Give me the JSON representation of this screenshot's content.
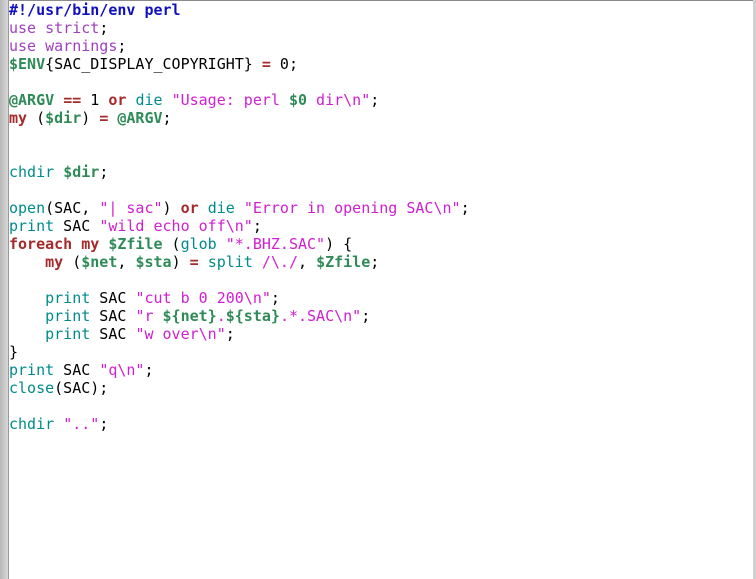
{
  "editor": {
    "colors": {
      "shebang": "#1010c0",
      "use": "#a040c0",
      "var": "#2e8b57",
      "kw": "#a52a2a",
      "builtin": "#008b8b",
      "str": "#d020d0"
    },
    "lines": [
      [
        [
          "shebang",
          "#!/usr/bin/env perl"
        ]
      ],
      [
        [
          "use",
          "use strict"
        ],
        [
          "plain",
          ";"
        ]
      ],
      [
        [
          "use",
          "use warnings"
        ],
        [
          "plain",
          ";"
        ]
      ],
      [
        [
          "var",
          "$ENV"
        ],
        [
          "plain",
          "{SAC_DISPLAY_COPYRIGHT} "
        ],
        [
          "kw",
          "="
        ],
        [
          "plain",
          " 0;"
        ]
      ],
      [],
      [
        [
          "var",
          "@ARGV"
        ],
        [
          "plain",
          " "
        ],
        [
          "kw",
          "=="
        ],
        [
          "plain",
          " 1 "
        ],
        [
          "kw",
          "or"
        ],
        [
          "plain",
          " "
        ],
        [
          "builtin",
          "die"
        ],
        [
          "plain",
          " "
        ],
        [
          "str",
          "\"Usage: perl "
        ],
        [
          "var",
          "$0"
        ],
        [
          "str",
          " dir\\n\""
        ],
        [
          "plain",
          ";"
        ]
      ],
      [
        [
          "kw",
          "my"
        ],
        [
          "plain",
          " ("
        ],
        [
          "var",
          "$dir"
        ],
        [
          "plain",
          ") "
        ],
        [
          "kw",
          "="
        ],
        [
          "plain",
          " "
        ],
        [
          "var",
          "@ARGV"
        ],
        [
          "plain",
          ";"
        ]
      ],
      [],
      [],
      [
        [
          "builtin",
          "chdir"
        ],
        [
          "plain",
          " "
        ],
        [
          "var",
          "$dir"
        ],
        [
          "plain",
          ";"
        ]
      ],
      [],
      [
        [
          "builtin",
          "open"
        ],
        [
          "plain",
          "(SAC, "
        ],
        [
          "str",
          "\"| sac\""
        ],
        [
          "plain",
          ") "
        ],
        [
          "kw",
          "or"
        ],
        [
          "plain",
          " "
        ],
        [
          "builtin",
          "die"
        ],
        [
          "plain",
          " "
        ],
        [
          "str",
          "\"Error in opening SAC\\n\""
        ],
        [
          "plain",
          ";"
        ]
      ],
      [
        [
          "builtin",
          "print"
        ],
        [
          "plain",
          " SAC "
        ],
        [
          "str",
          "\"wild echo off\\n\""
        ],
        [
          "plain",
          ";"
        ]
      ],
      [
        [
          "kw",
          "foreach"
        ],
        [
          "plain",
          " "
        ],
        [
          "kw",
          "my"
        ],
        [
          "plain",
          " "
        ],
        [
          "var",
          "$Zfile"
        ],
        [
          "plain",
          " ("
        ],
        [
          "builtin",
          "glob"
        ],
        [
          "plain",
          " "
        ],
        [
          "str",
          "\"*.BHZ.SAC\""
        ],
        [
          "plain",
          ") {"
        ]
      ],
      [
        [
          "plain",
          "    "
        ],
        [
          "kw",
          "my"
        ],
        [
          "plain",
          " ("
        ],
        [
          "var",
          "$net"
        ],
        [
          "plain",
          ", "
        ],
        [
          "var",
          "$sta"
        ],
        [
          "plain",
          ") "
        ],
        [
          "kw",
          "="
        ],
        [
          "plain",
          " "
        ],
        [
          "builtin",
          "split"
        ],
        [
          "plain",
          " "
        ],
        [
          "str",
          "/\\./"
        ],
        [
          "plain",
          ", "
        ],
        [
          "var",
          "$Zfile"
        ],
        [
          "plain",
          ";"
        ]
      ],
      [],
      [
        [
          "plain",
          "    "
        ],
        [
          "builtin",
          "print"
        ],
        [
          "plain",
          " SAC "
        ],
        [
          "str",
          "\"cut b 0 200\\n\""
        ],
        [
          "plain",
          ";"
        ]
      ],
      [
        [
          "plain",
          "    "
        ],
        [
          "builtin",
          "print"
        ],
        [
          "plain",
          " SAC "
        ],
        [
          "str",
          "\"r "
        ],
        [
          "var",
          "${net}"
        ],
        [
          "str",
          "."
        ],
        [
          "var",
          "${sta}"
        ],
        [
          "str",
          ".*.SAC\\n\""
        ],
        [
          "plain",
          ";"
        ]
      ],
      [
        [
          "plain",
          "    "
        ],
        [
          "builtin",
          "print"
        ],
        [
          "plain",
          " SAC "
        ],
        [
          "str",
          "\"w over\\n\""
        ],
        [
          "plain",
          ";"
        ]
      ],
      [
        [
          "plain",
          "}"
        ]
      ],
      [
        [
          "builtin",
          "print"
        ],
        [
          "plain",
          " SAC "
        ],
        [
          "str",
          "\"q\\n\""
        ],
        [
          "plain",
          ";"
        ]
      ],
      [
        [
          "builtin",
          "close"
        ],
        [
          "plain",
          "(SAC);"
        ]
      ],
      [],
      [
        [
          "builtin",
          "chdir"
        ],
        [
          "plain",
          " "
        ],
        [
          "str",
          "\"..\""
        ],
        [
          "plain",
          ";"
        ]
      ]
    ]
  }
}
· · · · ·
TO DO:
Reproduce the entries above without change, omitting all pictures.

EXERCISE SOLUTION:
Give me the JSON representation of this screenshot's content.
{
  "editor": {
    "colors": {
      "shebang": "#1010c0",
      "use": "#a040c0",
      "var": "#2e8b57",
      "kw": "#a52a2a",
      "builtin": "#008b8b",
      "str": "#d020d0"
    },
    "lines": [
      [
        [
          "shebang",
          "#!/usr/bin/env perl"
        ]
      ],
      [
        [
          "use",
          "use strict"
        ],
        [
          "plain",
          ";"
        ]
      ],
      [
        [
          "use",
          "use warnings"
        ],
        [
          "plain",
          ";"
        ]
      ],
      [
        [
          "var",
          "$ENV"
        ],
        [
          "plain",
          "{SAC_DISPLAY_COPYRIGHT} "
        ],
        [
          "kw",
          "="
        ],
        [
          "plain",
          " 0;"
        ]
      ],
      [],
      [
        [
          "var",
          "@ARGV"
        ],
        [
          "plain",
          " "
        ],
        [
          "kw",
          "=="
        ],
        [
          "plain",
          " 1 "
        ],
        [
          "kw",
          "or"
        ],
        [
          "plain",
          " "
        ],
        [
          "builtin",
          "die"
        ],
        [
          "plain",
          " "
        ],
        [
          "str",
          "\"Usage: perl "
        ],
        [
          "var",
          "$0"
        ],
        [
          "str",
          " dir\\n\""
        ],
        [
          "plain",
          ";"
        ]
      ],
      [
        [
          "kw",
          "my"
        ],
        [
          "plain",
          " ("
        ],
        [
          "var",
          "$dir"
        ],
        [
          "plain",
          ") "
        ],
        [
          "kw",
          "="
        ],
        [
          "plain",
          " "
        ],
        [
          "var",
          "@ARGV"
        ],
        [
          "plain",
          ";"
        ]
      ],
      [],
      [],
      [
        [
          "builtin",
          "chdir"
        ],
        [
          "plain",
          " "
        ],
        [
          "var",
          "$dir"
        ],
        [
          "plain",
          ";"
        ]
      ],
      [],
      [
        [
          "builtin",
          "open"
        ],
        [
          "plain",
          "(SAC, "
        ],
        [
          "str",
          "\"| sac\""
        ],
        [
          "plain",
          ") "
        ],
        [
          "kw",
          "or"
        ],
        [
          "plain",
          " "
        ],
        [
          "builtin",
          "die"
        ],
        [
          "plain",
          " "
        ],
        [
          "str",
          "\"Error in opening SAC\\n\""
        ],
        [
          "plain",
          ";"
        ]
      ],
      [
        [
          "builtin",
          "print"
        ],
        [
          "plain",
          " SAC "
        ],
        [
          "str",
          "\"wild echo off\\n\""
        ],
        [
          "plain",
          ";"
        ]
      ],
      [
        [
          "kw",
          "foreach"
        ],
        [
          "plain",
          " "
        ],
        [
          "kw",
          "my"
        ],
        [
          "plain",
          " "
        ],
        [
          "var",
          "$Zfile"
        ],
        [
          "plain",
          " ("
        ],
        [
          "builtin",
          "glob"
        ],
        [
          "plain",
          " "
        ],
        [
          "str",
          "\"*.BHZ.SAC\""
        ],
        [
          "plain",
          ") {"
        ]
      ],
      [
        [
          "plain",
          "    "
        ],
        [
          "kw",
          "my"
        ],
        [
          "plain",
          " ("
        ],
        [
          "var",
          "$net"
        ],
        [
          "plain",
          ", "
        ],
        [
          "var",
          "$sta"
        ],
        [
          "plain",
          ") "
        ],
        [
          "kw",
          "="
        ],
        [
          "plain",
          " "
        ],
        [
          "builtin",
          "split"
        ],
        [
          "plain",
          " "
        ],
        [
          "str",
          "/\\./"
        ],
        [
          "plain",
          ", "
        ],
        [
          "var",
          "$Zfile"
        ],
        [
          "plain",
          ";"
        ]
      ],
      [],
      [
        [
          "plain",
          "    "
        ],
        [
          "builtin",
          "print"
        ],
        [
          "plain",
          " SAC "
        ],
        [
          "str",
          "\"cut b 0 200\\n\""
        ],
        [
          "plain",
          ";"
        ]
      ],
      [
        [
          "plain",
          "    "
        ],
        [
          "builtin",
          "print"
        ],
        [
          "plain",
          " SAC "
        ],
        [
          "str",
          "\"r "
        ],
        [
          "var",
          "${net}"
        ],
        [
          "str",
          "."
        ],
        [
          "var",
          "${sta}"
        ],
        [
          "str",
          ".*.SAC\\n\""
        ],
        [
          "plain",
          ";"
        ]
      ],
      [
        [
          "plain",
          "    "
        ],
        [
          "builtin",
          "print"
        ],
        [
          "plain",
          " SAC "
        ],
        [
          "str",
          "\"w over\\n\""
        ],
        [
          "plain",
          ";"
        ]
      ],
      [
        [
          "plain",
          "}"
        ]
      ],
      [
        [
          "builtin",
          "print"
        ],
        [
          "plain",
          " SAC "
        ],
        [
          "str",
          "\"q\\n\""
        ],
        [
          "plain",
          ";"
        ]
      ],
      [
        [
          "builtin",
          "close"
        ],
        [
          "plain",
          "(SAC);"
        ]
      ],
      [],
      [
        [
          "builtin",
          "chdir"
        ],
        [
          "plain",
          " "
        ],
        [
          "str",
          "\"..\""
        ],
        [
          "plain",
          ";"
        ]
      ]
    ]
  }
}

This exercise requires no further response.